• Directions
Return the full listing exactly as it is written.

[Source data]

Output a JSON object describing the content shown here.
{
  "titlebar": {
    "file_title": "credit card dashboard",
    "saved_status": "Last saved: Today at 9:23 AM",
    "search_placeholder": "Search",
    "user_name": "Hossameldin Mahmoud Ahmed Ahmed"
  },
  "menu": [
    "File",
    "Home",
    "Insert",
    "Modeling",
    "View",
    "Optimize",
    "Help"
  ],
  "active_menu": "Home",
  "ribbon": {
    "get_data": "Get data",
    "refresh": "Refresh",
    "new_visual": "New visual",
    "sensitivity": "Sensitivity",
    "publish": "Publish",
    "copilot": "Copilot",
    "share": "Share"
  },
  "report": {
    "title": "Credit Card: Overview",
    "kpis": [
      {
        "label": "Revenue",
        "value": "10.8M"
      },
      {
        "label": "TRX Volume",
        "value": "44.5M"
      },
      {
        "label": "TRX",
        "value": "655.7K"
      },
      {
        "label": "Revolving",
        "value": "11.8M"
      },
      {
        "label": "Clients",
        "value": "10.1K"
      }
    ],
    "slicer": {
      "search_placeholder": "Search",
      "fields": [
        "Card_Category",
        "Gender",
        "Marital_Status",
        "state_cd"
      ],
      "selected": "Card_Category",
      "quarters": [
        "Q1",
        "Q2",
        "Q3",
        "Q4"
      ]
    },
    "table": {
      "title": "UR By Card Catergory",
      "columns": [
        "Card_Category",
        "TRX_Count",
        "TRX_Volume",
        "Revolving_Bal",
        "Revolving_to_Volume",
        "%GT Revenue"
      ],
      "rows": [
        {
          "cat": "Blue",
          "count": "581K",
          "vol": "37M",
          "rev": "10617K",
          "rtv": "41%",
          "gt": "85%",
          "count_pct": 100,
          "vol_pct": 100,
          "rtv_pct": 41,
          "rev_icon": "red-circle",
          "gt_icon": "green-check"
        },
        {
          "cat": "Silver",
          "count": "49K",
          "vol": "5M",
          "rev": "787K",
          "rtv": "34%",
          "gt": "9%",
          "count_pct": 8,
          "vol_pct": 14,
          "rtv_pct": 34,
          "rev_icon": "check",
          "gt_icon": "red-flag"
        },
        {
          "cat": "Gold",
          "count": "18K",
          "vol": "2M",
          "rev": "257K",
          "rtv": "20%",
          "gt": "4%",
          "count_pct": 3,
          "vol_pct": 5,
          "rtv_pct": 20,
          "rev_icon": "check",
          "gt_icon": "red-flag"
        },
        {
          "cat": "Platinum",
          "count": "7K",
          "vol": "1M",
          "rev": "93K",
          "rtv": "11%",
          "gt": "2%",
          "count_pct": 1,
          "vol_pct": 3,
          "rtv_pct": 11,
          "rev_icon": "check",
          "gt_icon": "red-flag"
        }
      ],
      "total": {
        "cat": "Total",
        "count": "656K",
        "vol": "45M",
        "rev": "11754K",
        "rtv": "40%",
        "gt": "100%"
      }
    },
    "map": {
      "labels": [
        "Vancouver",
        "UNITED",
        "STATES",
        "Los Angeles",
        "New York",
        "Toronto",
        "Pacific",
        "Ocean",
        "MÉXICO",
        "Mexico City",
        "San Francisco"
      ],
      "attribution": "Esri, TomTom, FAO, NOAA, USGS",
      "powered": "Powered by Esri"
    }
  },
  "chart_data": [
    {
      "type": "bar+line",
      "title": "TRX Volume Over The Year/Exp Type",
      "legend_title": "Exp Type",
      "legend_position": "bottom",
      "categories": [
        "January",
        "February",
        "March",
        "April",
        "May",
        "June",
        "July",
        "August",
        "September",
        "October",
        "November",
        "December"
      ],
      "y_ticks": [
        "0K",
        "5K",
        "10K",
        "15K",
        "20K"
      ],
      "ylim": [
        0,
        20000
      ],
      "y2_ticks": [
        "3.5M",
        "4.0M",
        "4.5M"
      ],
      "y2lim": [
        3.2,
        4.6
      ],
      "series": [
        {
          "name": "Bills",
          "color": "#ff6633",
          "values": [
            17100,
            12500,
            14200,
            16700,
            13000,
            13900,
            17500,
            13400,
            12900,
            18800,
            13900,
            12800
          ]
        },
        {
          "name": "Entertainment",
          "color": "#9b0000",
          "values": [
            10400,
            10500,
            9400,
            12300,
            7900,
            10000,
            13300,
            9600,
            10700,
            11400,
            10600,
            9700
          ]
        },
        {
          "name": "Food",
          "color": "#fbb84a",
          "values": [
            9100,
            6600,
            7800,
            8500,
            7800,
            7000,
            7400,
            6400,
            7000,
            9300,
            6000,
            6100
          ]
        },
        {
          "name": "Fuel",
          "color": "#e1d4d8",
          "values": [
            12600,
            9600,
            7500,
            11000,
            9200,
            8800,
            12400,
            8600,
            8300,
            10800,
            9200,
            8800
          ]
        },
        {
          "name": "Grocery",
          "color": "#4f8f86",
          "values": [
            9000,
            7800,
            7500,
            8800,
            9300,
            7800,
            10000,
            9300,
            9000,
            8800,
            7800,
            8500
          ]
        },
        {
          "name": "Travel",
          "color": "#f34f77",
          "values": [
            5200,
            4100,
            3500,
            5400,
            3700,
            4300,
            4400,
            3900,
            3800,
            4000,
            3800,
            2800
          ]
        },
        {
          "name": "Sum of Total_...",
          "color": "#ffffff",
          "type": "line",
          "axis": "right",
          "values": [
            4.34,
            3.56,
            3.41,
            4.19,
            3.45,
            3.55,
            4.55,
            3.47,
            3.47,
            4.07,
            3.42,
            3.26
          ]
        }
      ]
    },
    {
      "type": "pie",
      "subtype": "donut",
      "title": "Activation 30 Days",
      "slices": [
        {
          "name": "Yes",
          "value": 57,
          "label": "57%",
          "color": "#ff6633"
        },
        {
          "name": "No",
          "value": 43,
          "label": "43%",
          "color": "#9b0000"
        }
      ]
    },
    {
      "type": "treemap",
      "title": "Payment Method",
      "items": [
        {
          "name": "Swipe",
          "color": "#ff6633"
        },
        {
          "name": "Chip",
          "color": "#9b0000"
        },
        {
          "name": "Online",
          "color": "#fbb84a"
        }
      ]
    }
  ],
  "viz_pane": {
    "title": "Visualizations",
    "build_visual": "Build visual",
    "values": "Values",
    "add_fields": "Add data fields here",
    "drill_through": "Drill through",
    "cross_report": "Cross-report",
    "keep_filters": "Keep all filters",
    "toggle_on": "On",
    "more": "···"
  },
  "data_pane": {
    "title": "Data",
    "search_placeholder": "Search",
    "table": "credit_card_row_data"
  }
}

• Response below
Output a JSON object describing the content shown here.
{
  "titlebar": {
    "file_title": "credit card dashboard",
    "saved_status": "Last saved: Today at 9:23 AM",
    "search_placeholder": "Search",
    "user_name": "Hossameldin Mahmoud Ahmed Ahmed"
  },
  "menu": [
    "File",
    "Home",
    "Insert",
    "Modeling",
    "View",
    "Optimize",
    "Help"
  ],
  "active_menu": "Home",
  "ribbon": {
    "get_data": "Get data",
    "refresh": "Refresh",
    "new_visual": "New visual",
    "sensitivity": "Sensitivity",
    "publish": "Publish",
    "copilot": "Copilot",
    "share": "Share"
  },
  "report": {
    "title": "Credit Card: Overview",
    "kpis": [
      {
        "label": "Revenue",
        "value": "10.8M"
      },
      {
        "label": "TRX Volume",
        "value": "44.5M"
      },
      {
        "label": "TRX",
        "value": "655.7K"
      },
      {
        "label": "Revolving",
        "value": "11.8M"
      },
      {
        "label": "Clients",
        "value": "10.1K"
      }
    ],
    "slicer": {
      "search_placeholder": "Search",
      "fields": [
        "Card_Category",
        "Gender",
        "Marital_Status",
        "state_cd"
      ],
      "selected": "Card_Category",
      "quarters": [
        "Q1",
        "Q2",
        "Q3",
        "Q4"
      ]
    },
    "table": {
      "title": "UR By Card Catergory",
      "columns": [
        "Card_Category",
        "TRX_Count",
        "TRX_Volume",
        "Revolving_Bal",
        "Revolving_to_Volume",
        "%GT Revenue"
      ],
      "rows": [
        {
          "cat": "Blue",
          "count": "581K",
          "vol": "37M",
          "rev": "10617K",
          "rtv": "41%",
          "gt": "85%",
          "count_pct": 100,
          "vol_pct": 100,
          "rtv_pct": 41,
          "rev_icon": "red-circle",
          "gt_icon": "green-check"
        },
        {
          "cat": "Silver",
          "count": "49K",
          "vol": "5M",
          "rev": "787K",
          "rtv": "34%",
          "gt": "9%",
          "count_pct": 8,
          "vol_pct": 14,
          "rtv_pct": 34,
          "rev_icon": "check",
          "gt_icon": "red-flag"
        },
        {
          "cat": "Gold",
          "count": "18K",
          "vol": "2M",
          "rev": "257K",
          "rtv": "20%",
          "gt": "4%",
          "count_pct": 3,
          "vol_pct": 5,
          "rtv_pct": 20,
          "rev_icon": "check",
          "gt_icon": "red-flag"
        },
        {
          "cat": "Platinum",
          "count": "7K",
          "vol": "1M",
          "rev": "93K",
          "rtv": "11%",
          "gt": "2%",
          "count_pct": 1,
          "vol_pct": 3,
          "rtv_pct": 11,
          "rev_icon": "check",
          "gt_icon": "red-flag"
        }
      ],
      "total": {
        "cat": "Total",
        "count": "656K",
        "vol": "45M",
        "rev": "11754K",
        "rtv": "40%",
        "gt": "100%"
      }
    },
    "map": {
      "labels": [
        "Vancouver",
        "UNITED",
        "STATES",
        "Los Angeles",
        "New York",
        "Toronto",
        "Pacific",
        "Ocean",
        "MÉXICO",
        "Mexico City",
        "San Francisco"
      ],
      "attribution": "Esri, TomTom, FAO, NOAA, USGS",
      "powered": "Powered by Esri"
    }
  },
  "chart_data": [
    {
      "type": "bar+line",
      "title": "TRX Volume Over The Year/Exp Type",
      "legend_title": "Exp Type",
      "legend_position": "bottom",
      "categories": [
        "January",
        "February",
        "March",
        "April",
        "May",
        "June",
        "July",
        "August",
        "September",
        "October",
        "November",
        "December"
      ],
      "y_ticks": [
        "0K",
        "5K",
        "10K",
        "15K",
        "20K"
      ],
      "ylim": [
        0,
        20000
      ],
      "y2_ticks": [
        "3.5M",
        "4.0M",
        "4.5M"
      ],
      "y2lim": [
        3.2,
        4.6
      ],
      "series": [
        {
          "name": "Bills",
          "color": "#ff6633",
          "values": [
            17100,
            12500,
            14200,
            16700,
            13000,
            13900,
            17500,
            13400,
            12900,
            18800,
            13900,
            12800
          ]
        },
        {
          "name": "Entertainment",
          "color": "#9b0000",
          "values": [
            10400,
            10500,
            9400,
            12300,
            7900,
            10000,
            13300,
            9600,
            10700,
            11400,
            10600,
            9700
          ]
        },
        {
          "name": "Food",
          "color": "#fbb84a",
          "values": [
            9100,
            6600,
            7800,
            8500,
            7800,
            7000,
            7400,
            6400,
            7000,
            9300,
            6000,
            6100
          ]
        },
        {
          "name": "Fuel",
          "color": "#e1d4d8",
          "values": [
            12600,
            9600,
            7500,
            11000,
            9200,
            8800,
            12400,
            8600,
            8300,
            10800,
            9200,
            8800
          ]
        },
        {
          "name": "Grocery",
          "color": "#4f8f86",
          "values": [
            9000,
            7800,
            7500,
            8800,
            9300,
            7800,
            10000,
            9300,
            9000,
            8800,
            7800,
            8500
          ]
        },
        {
          "name": "Travel",
          "color": "#f34f77",
          "values": [
            5200,
            4100,
            3500,
            5400,
            3700,
            4300,
            4400,
            3900,
            3800,
            4000,
            3800,
            2800
          ]
        },
        {
          "name": "Sum of Total_...",
          "color": "#ffffff",
          "type": "line",
          "axis": "right",
          "values": [
            4.34,
            3.56,
            3.41,
            4.19,
            3.45,
            3.55,
            4.55,
            3.47,
            3.47,
            4.07,
            3.42,
            3.26
          ]
        }
      ]
    },
    {
      "type": "pie",
      "subtype": "donut",
      "title": "Activation 30 Days",
      "slices": [
        {
          "name": "Yes",
          "value": 57,
          "label": "57%",
          "color": "#ff6633"
        },
        {
          "name": "No",
          "value": 43,
          "label": "43%",
          "color": "#9b0000"
        }
      ]
    },
    {
      "type": "treemap",
      "title": "Payment Method",
      "items": [
        {
          "name": "Swipe",
          "color": "#ff6633"
        },
        {
          "name": "Chip",
          "color": "#9b0000"
        },
        {
          "name": "Online",
          "color": "#fbb84a"
        }
      ]
    }
  ],
  "viz_pane": {
    "title": "Visualizations",
    "build_visual": "Build visual",
    "values": "Values",
    "add_fields": "Add data fields here",
    "drill_through": "Drill through",
    "cross_report": "Cross-report",
    "keep_filters": "Keep all filters",
    "toggle_on": "On",
    "more": "···"
  },
  "data_pane": {
    "title": "Data",
    "search_placeholder": "Search",
    "table": "credit_card_row_data"
  }
}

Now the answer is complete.